**WHAT TO PRODUCE**
Every line from the one with "Convert this document image to plain text." to the end of the data needs to be copied exactly, and no line before it.

** BEGIN DATA SECTION **

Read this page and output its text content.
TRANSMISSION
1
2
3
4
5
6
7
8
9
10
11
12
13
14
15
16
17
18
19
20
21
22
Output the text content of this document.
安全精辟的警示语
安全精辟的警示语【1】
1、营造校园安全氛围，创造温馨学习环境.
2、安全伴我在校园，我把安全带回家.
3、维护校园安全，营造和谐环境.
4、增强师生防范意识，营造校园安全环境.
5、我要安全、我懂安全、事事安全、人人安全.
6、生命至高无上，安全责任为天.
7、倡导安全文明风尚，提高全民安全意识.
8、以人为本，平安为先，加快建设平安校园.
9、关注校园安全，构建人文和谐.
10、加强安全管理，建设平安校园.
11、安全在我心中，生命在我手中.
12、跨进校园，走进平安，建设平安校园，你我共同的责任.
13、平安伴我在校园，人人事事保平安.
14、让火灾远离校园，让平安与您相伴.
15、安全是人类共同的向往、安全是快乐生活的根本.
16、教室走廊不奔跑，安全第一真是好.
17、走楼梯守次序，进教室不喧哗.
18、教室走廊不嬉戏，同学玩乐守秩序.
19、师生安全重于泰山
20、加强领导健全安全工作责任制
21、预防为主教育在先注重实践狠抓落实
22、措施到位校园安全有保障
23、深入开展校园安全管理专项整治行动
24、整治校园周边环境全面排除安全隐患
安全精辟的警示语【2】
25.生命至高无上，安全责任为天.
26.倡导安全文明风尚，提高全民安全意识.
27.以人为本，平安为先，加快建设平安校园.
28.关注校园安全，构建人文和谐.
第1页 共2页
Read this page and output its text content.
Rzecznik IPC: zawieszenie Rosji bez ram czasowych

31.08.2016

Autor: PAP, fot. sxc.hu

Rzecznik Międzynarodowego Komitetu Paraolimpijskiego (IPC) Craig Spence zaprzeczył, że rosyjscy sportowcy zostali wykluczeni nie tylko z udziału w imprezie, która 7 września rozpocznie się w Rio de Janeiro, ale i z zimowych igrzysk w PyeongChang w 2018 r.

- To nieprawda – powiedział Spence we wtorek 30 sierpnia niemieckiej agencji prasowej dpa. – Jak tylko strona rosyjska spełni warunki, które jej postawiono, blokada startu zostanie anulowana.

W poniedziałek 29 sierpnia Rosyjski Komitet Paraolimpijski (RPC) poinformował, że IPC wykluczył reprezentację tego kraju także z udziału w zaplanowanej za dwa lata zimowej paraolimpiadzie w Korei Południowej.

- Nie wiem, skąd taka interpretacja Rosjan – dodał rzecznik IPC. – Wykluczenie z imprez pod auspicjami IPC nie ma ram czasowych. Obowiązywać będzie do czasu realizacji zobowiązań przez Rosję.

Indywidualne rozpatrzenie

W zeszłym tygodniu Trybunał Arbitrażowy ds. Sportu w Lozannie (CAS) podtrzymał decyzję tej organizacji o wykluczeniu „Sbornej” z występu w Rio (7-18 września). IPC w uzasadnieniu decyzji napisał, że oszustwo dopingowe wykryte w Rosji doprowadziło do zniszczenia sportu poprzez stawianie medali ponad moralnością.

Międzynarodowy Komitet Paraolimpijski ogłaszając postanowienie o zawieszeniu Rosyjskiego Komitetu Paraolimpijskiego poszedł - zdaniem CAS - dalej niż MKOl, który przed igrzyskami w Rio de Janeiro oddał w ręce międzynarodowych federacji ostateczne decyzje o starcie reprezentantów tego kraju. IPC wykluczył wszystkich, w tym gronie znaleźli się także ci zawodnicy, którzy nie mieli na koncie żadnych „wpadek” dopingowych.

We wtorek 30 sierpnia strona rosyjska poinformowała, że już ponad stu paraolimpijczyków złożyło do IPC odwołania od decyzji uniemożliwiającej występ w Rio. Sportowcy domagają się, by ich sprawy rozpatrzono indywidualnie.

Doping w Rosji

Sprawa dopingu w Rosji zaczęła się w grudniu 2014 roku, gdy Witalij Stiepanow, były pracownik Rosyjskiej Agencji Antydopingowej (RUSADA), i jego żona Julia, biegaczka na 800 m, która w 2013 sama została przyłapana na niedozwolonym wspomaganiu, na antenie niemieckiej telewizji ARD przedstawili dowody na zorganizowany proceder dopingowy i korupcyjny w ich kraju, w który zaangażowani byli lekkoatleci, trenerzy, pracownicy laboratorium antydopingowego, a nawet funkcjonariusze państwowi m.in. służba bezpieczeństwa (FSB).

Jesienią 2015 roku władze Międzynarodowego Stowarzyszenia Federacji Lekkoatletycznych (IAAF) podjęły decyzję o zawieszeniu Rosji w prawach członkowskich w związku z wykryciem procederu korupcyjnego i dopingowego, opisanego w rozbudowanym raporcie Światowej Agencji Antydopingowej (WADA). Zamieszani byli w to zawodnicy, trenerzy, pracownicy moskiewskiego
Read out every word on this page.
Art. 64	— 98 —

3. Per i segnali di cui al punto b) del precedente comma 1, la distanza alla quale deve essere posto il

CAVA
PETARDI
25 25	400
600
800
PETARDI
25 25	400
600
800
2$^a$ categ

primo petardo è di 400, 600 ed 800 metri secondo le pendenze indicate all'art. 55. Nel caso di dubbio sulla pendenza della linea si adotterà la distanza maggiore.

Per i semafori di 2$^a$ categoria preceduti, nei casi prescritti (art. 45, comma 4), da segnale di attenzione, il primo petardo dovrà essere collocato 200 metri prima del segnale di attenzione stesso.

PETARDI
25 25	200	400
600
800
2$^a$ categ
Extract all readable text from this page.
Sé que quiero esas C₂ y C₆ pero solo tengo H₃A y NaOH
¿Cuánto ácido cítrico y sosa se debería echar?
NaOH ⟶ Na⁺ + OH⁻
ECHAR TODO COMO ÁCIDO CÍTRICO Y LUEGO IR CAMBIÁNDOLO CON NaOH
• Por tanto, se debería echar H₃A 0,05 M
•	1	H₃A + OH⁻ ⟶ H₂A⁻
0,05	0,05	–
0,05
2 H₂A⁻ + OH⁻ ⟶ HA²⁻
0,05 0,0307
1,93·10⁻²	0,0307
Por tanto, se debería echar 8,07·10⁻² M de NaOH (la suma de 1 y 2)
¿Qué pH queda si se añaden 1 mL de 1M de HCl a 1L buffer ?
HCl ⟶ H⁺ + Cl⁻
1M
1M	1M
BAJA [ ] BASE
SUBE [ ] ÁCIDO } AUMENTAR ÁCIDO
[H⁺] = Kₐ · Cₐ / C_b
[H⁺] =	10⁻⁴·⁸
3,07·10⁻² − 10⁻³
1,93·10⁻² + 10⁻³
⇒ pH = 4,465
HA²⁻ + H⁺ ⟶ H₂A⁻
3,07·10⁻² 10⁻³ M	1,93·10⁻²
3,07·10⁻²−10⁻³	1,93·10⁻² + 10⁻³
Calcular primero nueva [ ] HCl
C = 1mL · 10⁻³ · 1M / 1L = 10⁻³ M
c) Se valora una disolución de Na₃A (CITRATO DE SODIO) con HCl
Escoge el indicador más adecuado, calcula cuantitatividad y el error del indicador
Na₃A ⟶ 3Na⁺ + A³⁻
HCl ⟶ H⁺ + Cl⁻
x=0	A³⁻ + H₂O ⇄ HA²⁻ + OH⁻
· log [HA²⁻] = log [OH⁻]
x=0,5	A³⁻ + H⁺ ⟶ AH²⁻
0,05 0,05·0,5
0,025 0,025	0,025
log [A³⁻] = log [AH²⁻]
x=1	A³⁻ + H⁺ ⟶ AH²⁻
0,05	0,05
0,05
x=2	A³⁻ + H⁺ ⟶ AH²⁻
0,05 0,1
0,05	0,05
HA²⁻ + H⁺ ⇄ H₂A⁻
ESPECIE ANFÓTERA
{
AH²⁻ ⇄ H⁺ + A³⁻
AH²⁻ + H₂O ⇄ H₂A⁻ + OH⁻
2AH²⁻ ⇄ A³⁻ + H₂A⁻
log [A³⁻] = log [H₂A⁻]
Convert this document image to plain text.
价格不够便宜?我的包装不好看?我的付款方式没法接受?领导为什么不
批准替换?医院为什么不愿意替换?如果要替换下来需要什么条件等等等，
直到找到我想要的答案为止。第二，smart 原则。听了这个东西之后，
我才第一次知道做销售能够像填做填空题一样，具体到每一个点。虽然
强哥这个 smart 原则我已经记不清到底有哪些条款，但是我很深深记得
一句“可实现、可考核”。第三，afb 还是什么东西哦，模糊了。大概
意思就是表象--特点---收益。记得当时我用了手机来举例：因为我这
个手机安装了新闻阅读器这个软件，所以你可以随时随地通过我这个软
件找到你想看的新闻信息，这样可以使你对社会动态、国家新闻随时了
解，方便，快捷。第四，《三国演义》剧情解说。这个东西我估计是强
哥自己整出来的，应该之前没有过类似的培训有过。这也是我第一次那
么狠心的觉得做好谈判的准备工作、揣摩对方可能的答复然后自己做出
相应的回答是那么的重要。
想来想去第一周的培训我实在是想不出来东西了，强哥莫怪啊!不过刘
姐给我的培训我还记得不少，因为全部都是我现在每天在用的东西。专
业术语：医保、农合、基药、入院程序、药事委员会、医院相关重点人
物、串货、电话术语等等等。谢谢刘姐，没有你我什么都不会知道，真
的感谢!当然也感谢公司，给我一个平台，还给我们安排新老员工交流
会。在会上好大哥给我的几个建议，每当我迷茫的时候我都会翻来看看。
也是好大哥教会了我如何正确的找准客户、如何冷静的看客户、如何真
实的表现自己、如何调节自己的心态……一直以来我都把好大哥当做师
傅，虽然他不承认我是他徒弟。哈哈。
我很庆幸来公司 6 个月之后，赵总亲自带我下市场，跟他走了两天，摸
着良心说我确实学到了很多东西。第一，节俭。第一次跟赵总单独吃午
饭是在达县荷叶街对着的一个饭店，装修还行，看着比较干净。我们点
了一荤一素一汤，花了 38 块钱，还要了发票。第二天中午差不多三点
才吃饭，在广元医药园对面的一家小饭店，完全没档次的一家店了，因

** END DATA SECTION **

**THE SOLUTION**
Convert this document image to plain text.
价格不够便宜?我的包装不好看?我的付款方式没法接受?领导为什么不
批准替换?医院为什么不愿意替换?如果要替换下来需要什么条件等等等，
直到找到我想要的答案为止。第二，smart 原则。听了这个东西之后，
我才第一次知道做销售能够像填做填空题一样，具体到每一个点。虽然
强哥这个 smart 原则我已经记不清到底有哪些条款，但是我很深深记得
一句“可实现、可考核”。第三，afb 还是什么东西哦，模糊了。大概
意思就是表象--特点---收益。记得当时我用了手机来举例：因为我这
个手机安装了新闻阅读器这个软件，所以你可以随时随地通过我这个软
件找到你想看的新闻信息，这样可以使你对社会动态、国家新闻随时了
解，方便，快捷。第四，《三国演义》剧情解说。这个东西我估计是强
哥自己整出来的，应该之前没有过类似的培训有过。这也是我第一次那
么狠心的觉得做好谈判的准备工作、揣摩对方可能的答复然后自己做出
相应的回答是那么的重要。
想来想去第一周的培训我实在是想不出来东西了，强哥莫怪啊!不过刘
姐给我的培训我还记得不少，因为全部都是我现在每天在用的东西。专
业术语：医保、农合、基药、入院程序、药事委员会、医院相关重点人
物、串货、电话术语等等等。谢谢刘姐，没有你我什么都不会知道，真
的感谢!当然也感谢公司，给我一个平台，还给我们安排新老员工交流
会。在会上好大哥给我的几个建议，每当我迷茫的时候我都会翻来看看。
也是好大哥教会了我如何正确的找准客户、如何冷静的看客户、如何真
实的表现自己、如何调节自己的心态……一直以来我都把好大哥当做师
傅，虽然他不承认我是他徒弟。哈哈。
我很庆幸来公司 6 个月之后，赵总亲自带我下市场，跟他走了两天，摸
着良心说我确实学到了很多东西。第一，节俭。第一次跟赵总单独吃午
饭是在达县荷叶街对着的一个饭店，装修还行，看着比较干净。我们点
了一荤一素一汤，花了 38 块钱，还要了发票。第二天中午差不多三点
才吃饭，在广元医药园对面的一家小饭店，完全没档次的一家店了，因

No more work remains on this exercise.